_What needs to be done_
What is needed here is an exact copy of every entry.

=-=-=

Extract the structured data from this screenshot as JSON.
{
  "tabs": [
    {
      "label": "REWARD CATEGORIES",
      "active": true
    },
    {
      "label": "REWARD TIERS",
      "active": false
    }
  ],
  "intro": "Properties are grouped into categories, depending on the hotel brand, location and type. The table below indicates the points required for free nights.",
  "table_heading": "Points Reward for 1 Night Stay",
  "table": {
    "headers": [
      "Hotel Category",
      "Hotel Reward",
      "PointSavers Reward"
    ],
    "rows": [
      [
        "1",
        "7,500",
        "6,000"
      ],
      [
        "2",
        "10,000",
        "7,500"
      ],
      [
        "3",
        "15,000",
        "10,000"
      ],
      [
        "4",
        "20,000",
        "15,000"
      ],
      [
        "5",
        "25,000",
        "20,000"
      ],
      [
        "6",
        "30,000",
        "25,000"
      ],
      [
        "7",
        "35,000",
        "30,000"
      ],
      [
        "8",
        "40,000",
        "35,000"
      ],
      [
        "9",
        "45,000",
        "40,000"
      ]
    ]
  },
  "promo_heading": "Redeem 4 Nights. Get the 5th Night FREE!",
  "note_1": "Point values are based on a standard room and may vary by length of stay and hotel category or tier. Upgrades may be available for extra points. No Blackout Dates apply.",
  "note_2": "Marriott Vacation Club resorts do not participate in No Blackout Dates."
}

=-=-=

_Task response_
Extract the structured data from this screenshot as JSON.
{
  "tabs": [
    {
      "label": "REWARD CATEGORIES",
      "active": true
    },
    {
      "label": "REWARD TIERS",
      "active": false
    }
  ],
  "intro": "Properties are grouped into categories, depending on the hotel brand, location and type. The table below indicates the points required for free nights.",
  "table_heading": "Points Reward for 1 Night Stay",
  "table": {
    "headers": [
      "Hotel Category",
      "Hotel Reward",
      "PointSavers Reward"
    ],
    "rows": [
      [
        "1",
        "7,500",
        "6,000"
      ],
      [
        "2",
        "10,000",
        "7,500"
      ],
      [
        "3",
        "15,000",
        "10,000"
      ],
      [
        "4",
        "20,000",
        "15,000"
      ],
      [
        "5",
        "25,000",
        "20,000"
      ],
      [
        "6",
        "30,000",
        "25,000"
      ],
      [
        "7",
        "35,000",
        "30,000"
      ],
      [
        "8",
        "40,000",
        "35,000"
      ],
      [
        "9",
        "45,000",
        "40,000"
      ]
    ]
  },
  "promo_heading": "Redeem 4 Nights. Get the 5th Night FREE!",
  "note_1": "Point values are based on a standard room and may vary by length of stay and hotel category or tier. Upgrades may be available for extra points. No Blackout Dates apply.",
  "note_2": "Marriott Vacation Club resorts do not participate in No Blackout Dates."
}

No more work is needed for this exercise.